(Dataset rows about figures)

-- -- --

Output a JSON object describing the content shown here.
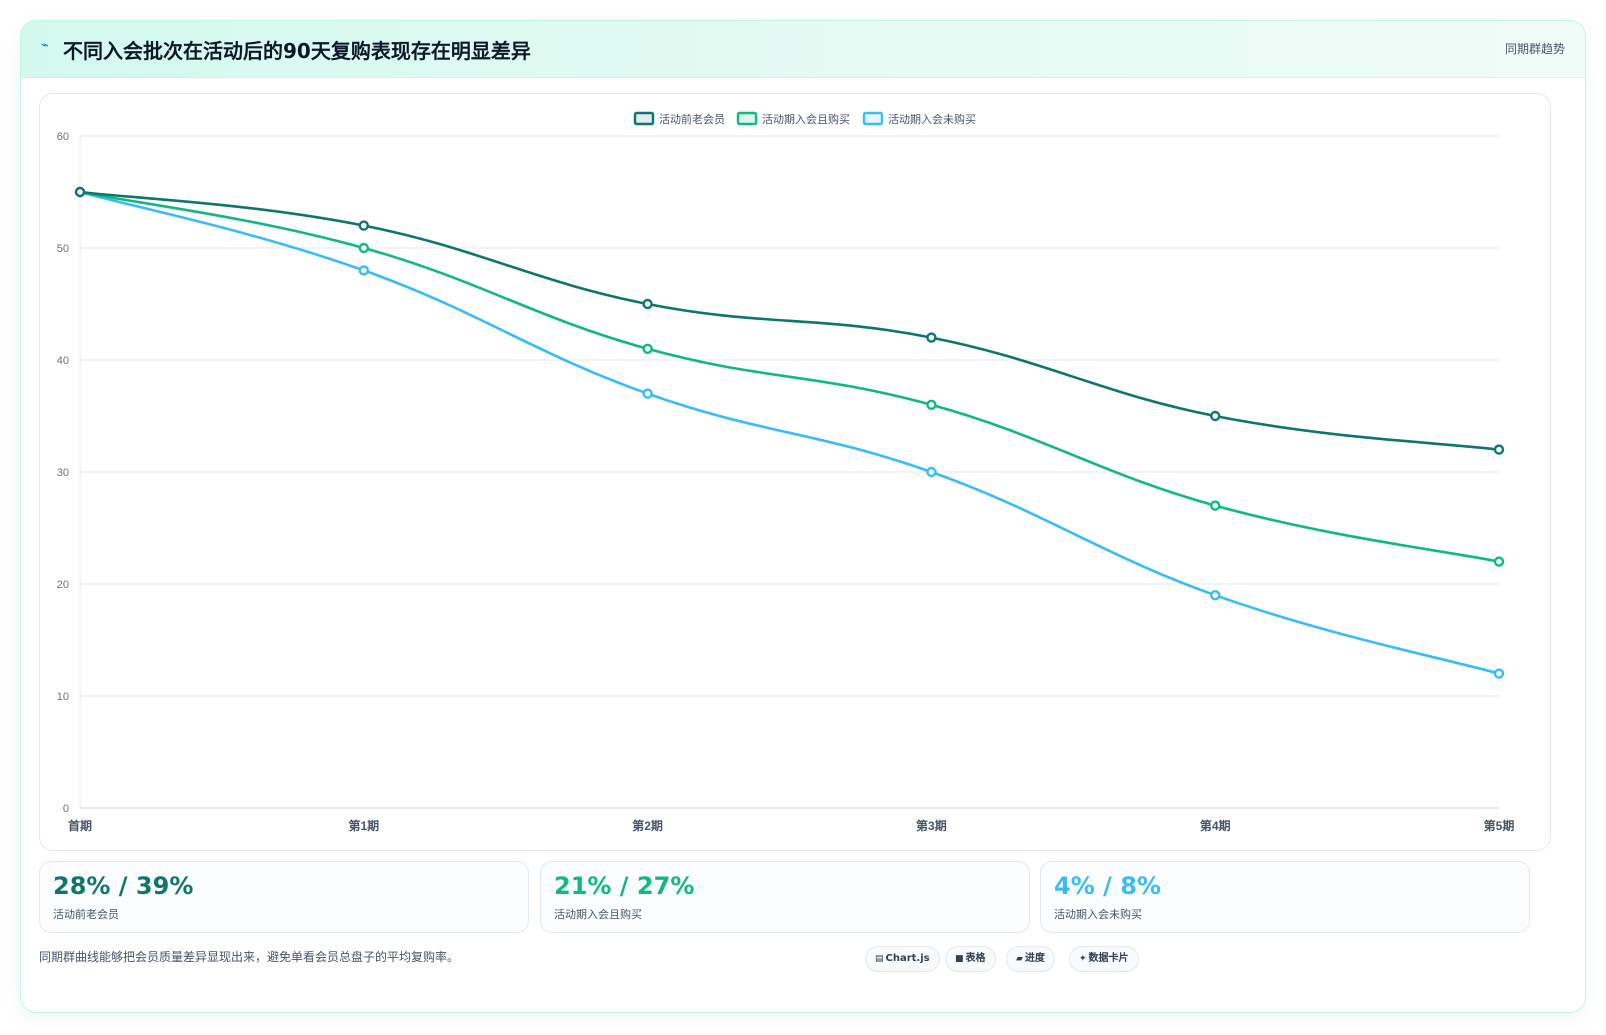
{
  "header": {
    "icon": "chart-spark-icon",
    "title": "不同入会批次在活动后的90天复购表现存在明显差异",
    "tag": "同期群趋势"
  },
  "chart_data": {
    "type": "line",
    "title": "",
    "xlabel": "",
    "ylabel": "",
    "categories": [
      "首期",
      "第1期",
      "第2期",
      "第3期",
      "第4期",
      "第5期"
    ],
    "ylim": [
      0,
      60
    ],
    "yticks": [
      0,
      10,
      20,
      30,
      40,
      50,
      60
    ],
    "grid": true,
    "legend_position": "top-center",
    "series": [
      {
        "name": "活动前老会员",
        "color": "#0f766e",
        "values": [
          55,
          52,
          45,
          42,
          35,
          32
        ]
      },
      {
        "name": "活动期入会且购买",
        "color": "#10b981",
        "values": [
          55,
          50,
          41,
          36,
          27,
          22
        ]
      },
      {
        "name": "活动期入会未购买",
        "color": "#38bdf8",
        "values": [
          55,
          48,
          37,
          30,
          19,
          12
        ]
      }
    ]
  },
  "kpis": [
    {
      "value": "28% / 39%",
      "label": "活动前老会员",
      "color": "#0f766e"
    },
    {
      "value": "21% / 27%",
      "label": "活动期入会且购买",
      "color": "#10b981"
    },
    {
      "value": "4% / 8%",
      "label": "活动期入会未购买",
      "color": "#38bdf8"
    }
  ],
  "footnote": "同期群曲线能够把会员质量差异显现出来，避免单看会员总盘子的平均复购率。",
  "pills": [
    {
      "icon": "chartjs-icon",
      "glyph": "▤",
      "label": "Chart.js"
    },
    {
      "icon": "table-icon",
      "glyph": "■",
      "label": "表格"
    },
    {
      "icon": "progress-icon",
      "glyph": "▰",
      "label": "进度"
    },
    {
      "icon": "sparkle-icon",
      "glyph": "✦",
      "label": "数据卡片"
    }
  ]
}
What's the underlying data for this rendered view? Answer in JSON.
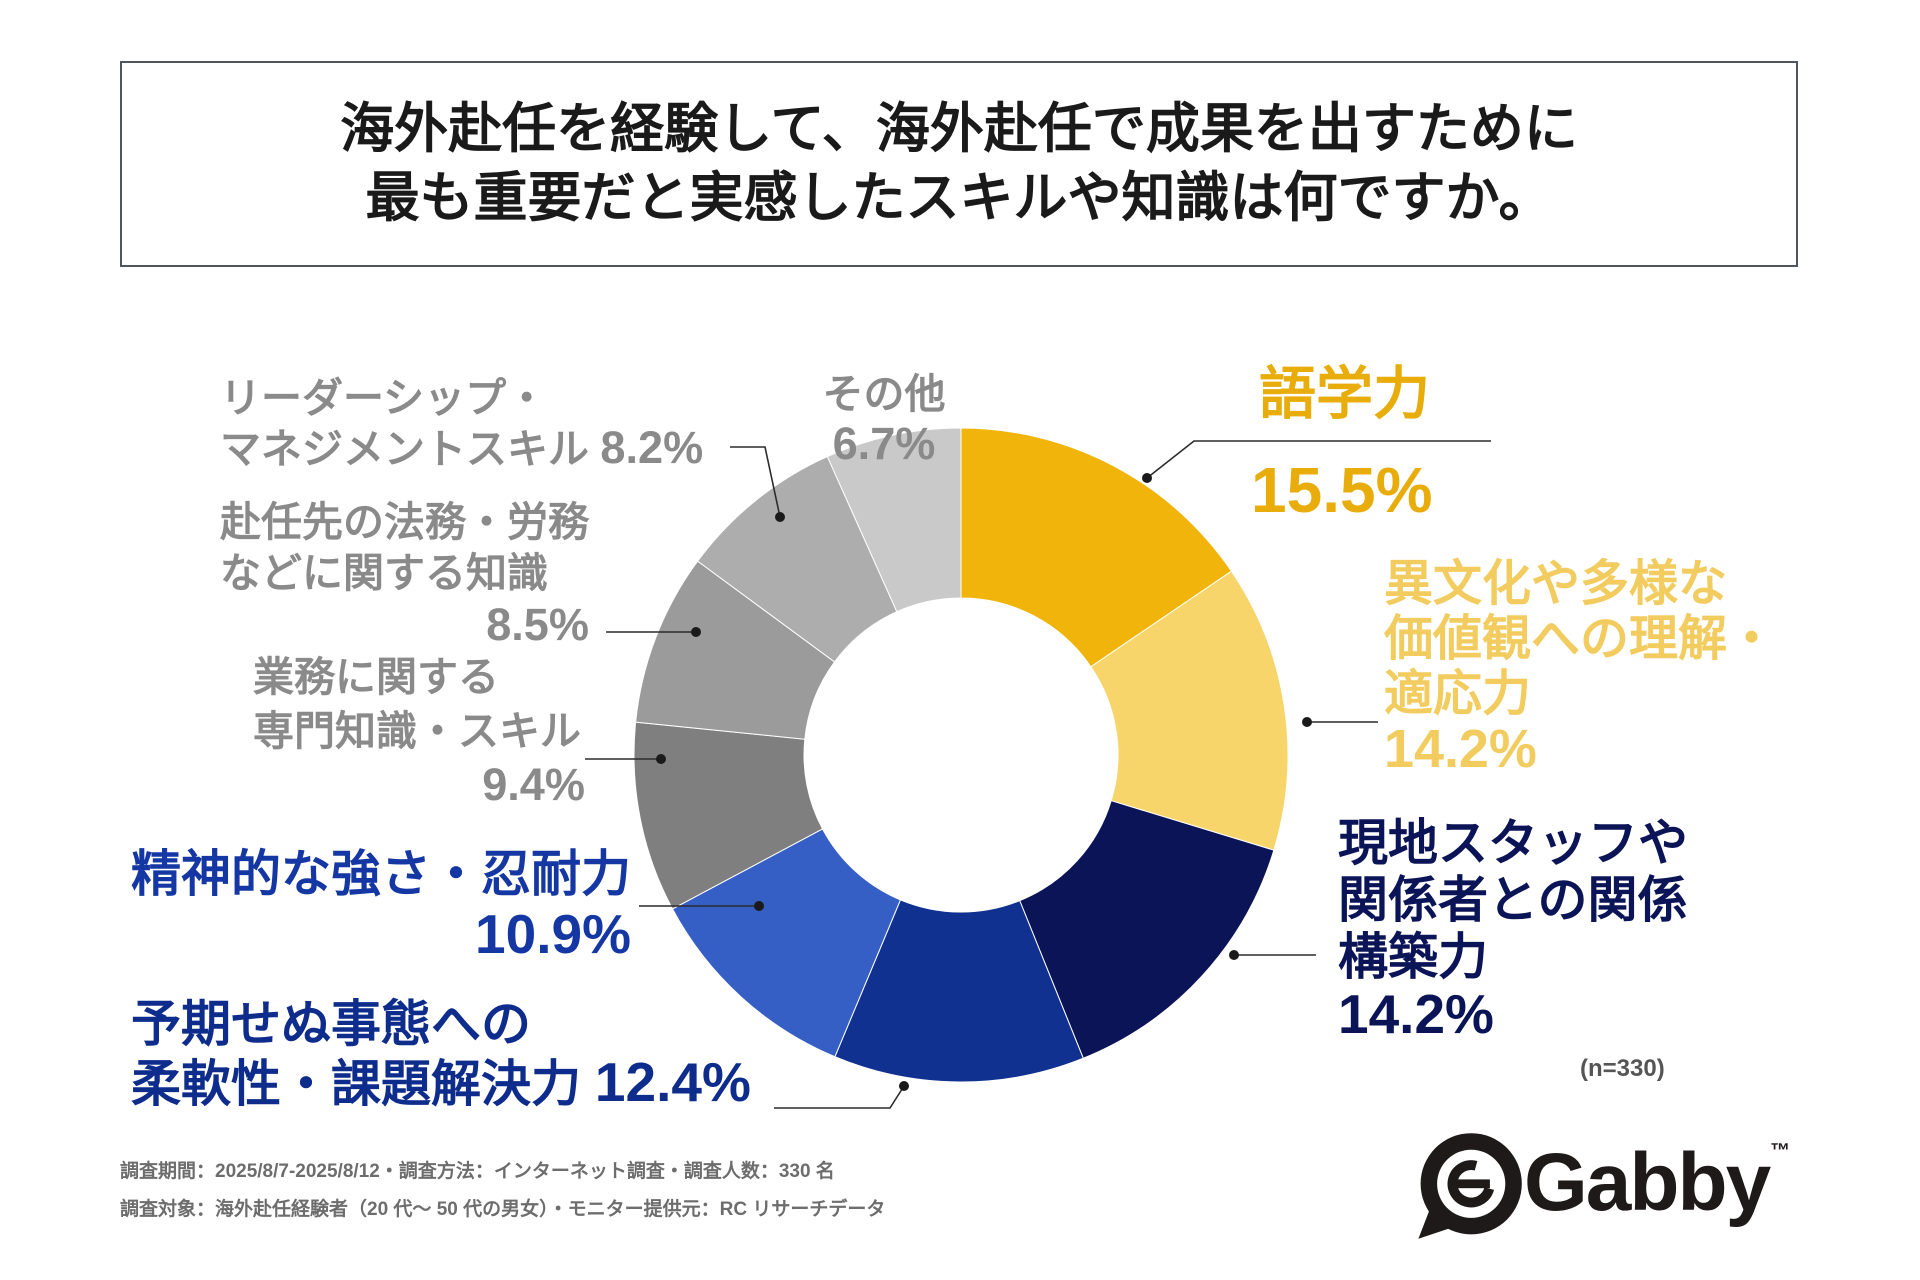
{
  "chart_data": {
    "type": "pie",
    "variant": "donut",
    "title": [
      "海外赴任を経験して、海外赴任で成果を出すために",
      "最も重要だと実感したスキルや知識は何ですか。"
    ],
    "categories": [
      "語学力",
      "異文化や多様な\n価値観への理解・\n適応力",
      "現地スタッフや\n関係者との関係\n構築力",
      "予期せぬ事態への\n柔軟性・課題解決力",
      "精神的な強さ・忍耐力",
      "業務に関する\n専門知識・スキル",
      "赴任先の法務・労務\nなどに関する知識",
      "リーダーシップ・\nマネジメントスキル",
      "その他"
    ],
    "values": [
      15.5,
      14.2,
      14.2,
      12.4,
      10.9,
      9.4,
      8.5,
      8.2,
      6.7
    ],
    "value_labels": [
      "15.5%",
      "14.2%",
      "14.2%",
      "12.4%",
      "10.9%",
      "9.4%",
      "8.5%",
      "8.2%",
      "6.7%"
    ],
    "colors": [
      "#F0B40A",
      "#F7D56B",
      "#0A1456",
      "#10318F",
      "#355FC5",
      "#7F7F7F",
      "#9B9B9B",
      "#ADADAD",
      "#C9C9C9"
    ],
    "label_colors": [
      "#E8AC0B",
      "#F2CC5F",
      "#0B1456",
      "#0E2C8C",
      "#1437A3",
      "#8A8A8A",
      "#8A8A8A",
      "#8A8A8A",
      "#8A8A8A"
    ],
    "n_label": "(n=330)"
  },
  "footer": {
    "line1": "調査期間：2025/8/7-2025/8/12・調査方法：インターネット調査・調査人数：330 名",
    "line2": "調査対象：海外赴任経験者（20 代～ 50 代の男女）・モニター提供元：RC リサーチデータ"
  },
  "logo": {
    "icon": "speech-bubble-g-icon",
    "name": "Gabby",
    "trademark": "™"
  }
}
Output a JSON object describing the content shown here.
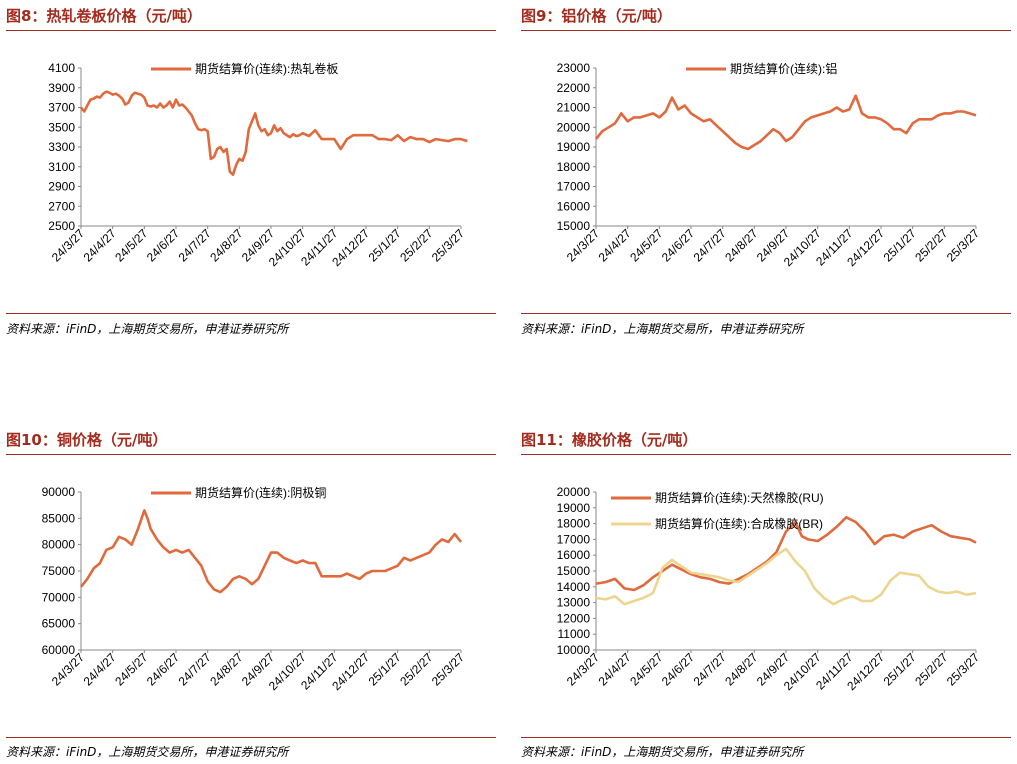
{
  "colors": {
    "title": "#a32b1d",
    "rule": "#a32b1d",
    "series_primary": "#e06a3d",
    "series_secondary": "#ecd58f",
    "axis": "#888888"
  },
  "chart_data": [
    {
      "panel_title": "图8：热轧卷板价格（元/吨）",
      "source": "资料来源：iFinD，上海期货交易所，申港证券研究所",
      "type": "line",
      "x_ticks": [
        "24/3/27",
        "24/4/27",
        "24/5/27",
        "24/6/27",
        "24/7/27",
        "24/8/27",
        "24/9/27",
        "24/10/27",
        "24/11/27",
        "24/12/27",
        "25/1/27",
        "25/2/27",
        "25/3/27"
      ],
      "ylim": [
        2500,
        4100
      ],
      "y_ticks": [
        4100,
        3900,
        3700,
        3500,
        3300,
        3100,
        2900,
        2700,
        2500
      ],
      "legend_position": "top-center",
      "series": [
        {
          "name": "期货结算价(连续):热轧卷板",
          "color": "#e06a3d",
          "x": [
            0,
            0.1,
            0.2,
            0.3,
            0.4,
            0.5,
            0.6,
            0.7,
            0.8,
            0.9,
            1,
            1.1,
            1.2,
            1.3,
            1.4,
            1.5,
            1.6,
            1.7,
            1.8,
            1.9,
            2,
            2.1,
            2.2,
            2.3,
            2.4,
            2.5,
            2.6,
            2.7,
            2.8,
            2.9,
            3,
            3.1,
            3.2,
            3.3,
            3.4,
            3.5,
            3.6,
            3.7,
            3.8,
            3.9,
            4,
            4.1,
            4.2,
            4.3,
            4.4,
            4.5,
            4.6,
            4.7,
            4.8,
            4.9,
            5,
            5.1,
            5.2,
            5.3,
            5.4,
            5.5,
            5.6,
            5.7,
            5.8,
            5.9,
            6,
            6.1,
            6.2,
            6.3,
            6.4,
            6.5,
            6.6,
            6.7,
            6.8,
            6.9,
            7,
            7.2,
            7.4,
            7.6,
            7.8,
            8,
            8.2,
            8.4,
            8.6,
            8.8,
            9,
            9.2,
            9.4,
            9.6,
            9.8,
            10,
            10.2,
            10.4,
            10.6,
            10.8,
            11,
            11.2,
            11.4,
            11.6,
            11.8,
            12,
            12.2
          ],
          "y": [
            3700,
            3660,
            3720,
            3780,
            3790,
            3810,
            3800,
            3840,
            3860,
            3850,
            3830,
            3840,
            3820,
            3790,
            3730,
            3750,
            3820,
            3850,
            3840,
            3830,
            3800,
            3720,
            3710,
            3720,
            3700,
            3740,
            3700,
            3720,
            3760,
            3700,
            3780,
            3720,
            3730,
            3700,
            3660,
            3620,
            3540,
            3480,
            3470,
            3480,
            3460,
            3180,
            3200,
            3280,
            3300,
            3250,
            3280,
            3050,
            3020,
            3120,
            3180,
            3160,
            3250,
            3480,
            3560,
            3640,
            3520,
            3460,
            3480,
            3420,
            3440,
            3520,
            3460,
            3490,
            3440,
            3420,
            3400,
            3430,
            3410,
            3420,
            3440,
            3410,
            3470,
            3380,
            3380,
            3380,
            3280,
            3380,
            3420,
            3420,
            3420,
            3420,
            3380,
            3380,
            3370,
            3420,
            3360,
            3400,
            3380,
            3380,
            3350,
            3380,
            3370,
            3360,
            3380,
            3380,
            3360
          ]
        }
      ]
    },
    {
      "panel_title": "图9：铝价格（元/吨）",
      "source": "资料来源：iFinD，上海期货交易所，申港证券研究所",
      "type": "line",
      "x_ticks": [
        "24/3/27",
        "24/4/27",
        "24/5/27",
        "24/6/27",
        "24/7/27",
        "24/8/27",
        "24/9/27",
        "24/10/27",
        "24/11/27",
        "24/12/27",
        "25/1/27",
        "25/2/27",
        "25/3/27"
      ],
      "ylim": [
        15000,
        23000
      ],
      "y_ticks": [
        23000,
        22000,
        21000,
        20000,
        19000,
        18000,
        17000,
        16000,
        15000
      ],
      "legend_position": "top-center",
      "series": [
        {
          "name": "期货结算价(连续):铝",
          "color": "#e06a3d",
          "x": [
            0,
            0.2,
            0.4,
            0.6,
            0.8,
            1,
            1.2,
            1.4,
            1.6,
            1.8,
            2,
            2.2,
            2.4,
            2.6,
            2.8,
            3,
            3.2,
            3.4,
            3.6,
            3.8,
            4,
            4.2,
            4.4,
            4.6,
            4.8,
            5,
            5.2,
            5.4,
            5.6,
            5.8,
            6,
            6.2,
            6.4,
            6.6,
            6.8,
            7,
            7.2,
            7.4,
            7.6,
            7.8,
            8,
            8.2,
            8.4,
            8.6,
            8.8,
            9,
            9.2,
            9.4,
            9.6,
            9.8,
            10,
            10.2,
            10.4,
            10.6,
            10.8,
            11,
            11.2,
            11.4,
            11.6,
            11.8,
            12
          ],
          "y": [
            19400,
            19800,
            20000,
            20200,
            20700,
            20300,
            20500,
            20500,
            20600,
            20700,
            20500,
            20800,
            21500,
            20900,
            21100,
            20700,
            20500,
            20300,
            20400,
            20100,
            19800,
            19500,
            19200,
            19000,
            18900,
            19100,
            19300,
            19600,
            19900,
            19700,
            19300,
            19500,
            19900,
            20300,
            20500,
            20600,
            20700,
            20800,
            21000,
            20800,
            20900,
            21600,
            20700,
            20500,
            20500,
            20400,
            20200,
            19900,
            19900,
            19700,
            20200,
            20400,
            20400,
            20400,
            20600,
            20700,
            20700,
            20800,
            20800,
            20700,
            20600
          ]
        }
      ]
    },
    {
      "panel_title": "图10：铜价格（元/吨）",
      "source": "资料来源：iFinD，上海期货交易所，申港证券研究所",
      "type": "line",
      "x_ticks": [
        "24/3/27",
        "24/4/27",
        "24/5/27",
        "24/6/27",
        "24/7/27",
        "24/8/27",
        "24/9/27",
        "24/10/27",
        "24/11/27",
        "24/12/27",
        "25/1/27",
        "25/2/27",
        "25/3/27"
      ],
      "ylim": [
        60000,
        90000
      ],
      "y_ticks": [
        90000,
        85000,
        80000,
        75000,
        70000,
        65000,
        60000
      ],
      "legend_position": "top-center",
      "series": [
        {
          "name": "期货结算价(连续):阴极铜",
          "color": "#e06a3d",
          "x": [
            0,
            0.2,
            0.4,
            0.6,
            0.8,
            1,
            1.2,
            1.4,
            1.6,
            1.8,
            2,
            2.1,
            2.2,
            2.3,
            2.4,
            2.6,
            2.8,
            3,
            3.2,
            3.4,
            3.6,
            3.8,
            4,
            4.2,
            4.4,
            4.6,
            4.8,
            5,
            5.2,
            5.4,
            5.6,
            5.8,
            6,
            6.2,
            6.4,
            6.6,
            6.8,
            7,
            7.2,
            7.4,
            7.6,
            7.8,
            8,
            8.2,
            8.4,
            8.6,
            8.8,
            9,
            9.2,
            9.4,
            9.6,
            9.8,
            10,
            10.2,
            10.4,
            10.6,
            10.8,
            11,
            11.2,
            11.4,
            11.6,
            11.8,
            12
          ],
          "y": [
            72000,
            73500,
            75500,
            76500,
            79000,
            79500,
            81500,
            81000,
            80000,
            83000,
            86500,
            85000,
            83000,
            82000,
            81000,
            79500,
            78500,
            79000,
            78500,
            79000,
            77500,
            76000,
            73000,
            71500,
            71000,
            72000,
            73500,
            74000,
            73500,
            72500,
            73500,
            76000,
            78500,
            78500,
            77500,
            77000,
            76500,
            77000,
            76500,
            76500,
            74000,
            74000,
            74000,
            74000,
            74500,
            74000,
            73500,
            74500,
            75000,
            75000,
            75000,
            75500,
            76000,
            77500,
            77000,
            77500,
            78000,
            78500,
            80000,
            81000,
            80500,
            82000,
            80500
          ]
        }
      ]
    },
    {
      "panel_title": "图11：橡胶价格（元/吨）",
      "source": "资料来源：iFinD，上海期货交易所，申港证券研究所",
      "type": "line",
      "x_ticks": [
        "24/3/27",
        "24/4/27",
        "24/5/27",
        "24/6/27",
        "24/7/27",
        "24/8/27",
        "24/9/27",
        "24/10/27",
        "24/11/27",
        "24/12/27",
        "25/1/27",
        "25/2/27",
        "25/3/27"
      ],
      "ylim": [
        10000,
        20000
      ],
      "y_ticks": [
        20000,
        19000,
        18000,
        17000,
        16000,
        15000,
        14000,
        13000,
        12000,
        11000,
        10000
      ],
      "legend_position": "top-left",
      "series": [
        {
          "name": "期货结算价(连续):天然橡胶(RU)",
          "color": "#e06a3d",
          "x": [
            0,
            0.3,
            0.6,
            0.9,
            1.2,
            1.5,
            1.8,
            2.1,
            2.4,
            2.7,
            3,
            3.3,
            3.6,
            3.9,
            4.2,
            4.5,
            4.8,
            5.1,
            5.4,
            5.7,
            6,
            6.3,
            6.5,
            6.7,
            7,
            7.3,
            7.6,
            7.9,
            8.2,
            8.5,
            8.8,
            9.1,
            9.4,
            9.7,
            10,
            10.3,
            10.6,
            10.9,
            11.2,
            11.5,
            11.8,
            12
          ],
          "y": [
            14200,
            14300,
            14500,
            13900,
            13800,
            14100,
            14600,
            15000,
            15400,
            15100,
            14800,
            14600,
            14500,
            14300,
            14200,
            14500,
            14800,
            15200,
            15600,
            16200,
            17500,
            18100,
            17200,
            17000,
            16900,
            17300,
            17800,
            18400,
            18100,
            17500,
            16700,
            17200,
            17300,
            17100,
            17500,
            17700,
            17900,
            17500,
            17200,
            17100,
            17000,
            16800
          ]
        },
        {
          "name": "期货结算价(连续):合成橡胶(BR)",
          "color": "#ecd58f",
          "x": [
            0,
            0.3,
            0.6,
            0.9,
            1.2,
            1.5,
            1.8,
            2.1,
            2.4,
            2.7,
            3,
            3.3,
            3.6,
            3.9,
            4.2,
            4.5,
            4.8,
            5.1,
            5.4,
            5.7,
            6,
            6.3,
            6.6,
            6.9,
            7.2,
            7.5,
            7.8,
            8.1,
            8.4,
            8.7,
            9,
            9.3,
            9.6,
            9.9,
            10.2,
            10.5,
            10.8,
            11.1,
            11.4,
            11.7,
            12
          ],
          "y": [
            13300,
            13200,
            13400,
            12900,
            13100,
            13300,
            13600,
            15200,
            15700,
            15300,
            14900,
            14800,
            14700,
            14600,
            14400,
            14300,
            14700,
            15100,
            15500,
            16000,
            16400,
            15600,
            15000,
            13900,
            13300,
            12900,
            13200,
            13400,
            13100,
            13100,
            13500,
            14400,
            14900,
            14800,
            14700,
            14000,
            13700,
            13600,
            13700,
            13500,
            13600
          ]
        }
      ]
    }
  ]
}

-- -- --

(What is expected) Where does the word "name" appear in the listing? List each line that holds it.

(Response)
        "name": "活动前老会员",
        "name": "活动期入会且购买",
        "name": "活动期入会未购买",
    "name": "Gabby",
          "name": "期货结算价(连续):热轧卷板",
          "name": "期货结算价(连续):铝",
          "name": "期货结算价(连续):阴极铜",
          "name": "期货结算价(连续):天然橡胶(RU)",
          "name": "期货结算价(连续):合成橡胶(BR)",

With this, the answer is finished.